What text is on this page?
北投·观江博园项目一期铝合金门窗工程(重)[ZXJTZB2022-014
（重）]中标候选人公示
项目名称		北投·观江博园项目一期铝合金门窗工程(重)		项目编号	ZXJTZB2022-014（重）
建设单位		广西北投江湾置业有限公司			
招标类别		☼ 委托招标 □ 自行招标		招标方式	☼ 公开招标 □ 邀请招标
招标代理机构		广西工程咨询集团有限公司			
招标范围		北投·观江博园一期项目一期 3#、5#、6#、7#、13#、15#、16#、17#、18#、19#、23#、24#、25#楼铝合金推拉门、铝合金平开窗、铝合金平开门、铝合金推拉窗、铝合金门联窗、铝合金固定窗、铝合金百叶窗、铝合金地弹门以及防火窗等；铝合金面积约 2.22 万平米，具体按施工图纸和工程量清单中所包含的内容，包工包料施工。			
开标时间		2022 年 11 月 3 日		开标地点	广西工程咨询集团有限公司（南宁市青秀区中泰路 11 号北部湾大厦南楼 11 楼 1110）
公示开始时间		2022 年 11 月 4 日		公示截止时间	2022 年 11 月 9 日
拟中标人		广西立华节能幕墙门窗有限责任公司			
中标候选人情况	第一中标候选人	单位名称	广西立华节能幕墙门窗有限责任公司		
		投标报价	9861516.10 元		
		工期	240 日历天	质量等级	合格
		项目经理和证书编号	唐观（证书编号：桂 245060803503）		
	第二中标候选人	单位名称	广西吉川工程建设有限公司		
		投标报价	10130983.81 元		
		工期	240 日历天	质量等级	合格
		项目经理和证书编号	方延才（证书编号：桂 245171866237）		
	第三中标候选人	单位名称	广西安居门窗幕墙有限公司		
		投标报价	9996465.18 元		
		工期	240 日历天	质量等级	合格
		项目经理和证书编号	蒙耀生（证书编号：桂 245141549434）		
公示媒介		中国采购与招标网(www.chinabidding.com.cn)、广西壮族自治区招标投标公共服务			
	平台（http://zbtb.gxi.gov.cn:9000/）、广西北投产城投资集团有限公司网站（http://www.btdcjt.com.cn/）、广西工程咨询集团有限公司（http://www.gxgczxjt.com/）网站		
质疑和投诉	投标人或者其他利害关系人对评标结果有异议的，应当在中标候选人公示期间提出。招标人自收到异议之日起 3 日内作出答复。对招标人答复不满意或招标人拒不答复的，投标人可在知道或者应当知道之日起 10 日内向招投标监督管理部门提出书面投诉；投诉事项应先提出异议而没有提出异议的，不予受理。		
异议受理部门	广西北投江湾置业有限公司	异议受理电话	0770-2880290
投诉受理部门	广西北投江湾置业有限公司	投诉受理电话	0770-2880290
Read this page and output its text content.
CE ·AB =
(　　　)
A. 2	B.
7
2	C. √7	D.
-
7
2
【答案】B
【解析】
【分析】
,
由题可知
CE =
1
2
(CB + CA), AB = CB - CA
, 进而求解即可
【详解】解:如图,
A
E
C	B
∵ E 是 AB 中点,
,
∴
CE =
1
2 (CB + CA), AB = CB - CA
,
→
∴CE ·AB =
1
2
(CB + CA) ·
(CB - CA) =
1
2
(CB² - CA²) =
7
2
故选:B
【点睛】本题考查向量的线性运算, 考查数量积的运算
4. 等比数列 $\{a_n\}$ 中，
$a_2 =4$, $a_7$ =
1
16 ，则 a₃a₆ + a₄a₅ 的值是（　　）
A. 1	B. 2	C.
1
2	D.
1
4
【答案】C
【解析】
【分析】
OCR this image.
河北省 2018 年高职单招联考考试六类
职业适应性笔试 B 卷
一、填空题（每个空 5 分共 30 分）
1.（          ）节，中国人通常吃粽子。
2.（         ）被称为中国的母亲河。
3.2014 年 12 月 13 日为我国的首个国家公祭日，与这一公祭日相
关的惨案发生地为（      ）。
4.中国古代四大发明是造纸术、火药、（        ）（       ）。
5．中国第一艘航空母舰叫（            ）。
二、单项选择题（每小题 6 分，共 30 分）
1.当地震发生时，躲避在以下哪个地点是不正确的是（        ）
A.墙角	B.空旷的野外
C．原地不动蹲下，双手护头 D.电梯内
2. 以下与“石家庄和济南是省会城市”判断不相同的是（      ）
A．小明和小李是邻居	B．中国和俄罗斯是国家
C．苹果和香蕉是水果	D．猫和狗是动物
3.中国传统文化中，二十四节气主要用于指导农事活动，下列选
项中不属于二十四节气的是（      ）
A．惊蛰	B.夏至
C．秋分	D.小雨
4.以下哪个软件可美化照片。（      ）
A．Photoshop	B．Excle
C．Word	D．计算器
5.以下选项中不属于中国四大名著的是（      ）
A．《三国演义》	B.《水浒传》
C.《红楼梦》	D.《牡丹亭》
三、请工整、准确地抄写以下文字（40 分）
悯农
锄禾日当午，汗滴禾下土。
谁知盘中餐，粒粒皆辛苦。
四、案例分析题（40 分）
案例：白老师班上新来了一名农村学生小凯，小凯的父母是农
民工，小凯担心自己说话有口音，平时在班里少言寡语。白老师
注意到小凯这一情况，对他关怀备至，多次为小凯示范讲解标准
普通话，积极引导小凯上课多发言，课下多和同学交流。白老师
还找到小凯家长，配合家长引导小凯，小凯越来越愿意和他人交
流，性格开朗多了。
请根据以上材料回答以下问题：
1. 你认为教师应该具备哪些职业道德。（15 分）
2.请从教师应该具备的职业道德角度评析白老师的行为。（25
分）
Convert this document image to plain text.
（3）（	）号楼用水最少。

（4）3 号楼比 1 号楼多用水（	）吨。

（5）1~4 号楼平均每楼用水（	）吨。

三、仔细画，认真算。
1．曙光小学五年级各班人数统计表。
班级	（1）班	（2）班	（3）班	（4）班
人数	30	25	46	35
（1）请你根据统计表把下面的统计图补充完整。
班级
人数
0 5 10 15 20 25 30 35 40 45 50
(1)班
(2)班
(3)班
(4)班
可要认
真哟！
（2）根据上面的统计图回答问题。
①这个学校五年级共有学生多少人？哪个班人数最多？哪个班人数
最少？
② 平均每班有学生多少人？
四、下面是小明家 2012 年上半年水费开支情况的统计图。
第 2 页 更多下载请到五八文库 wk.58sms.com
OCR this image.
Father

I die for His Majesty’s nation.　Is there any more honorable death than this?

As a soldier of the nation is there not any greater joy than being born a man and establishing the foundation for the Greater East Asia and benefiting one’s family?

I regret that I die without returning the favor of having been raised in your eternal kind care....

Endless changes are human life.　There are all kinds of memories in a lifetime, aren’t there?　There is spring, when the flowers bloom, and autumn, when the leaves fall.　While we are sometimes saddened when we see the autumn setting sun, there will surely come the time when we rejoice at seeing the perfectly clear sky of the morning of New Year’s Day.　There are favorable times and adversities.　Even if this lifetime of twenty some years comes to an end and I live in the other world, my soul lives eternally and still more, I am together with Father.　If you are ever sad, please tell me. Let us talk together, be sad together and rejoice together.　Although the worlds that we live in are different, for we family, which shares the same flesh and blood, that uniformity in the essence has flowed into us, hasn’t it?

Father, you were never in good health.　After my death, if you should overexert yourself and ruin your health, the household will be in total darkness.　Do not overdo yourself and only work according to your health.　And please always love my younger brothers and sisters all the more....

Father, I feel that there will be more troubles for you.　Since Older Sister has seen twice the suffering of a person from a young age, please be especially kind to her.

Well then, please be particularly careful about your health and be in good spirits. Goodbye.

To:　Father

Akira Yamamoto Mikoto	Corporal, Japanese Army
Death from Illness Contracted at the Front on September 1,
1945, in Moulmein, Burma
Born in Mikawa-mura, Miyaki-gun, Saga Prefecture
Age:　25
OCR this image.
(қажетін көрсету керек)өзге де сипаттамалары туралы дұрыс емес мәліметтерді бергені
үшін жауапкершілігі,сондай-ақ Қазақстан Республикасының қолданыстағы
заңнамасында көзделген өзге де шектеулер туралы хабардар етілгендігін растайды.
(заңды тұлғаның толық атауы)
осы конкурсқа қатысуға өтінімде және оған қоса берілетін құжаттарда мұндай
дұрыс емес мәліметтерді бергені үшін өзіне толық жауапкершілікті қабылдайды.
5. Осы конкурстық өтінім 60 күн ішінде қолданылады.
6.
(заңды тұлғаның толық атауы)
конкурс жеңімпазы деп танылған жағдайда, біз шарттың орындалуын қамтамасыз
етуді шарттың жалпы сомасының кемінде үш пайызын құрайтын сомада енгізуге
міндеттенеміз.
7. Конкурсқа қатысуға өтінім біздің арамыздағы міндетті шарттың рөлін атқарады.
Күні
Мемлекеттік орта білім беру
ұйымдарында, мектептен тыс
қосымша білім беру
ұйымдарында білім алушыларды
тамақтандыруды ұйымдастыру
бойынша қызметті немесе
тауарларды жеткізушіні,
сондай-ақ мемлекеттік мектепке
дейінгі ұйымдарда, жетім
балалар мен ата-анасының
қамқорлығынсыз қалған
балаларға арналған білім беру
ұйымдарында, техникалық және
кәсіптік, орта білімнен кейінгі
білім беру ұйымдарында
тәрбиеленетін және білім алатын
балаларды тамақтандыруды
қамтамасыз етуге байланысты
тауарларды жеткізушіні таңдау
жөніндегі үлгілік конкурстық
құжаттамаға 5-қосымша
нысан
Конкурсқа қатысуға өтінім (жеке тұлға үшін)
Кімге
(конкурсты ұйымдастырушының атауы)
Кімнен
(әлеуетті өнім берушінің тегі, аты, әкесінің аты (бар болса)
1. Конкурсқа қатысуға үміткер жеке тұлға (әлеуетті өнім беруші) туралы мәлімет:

——

Of the lines in this listing, how many contain "will"? Reply with the number and nothing more.

Output :: 3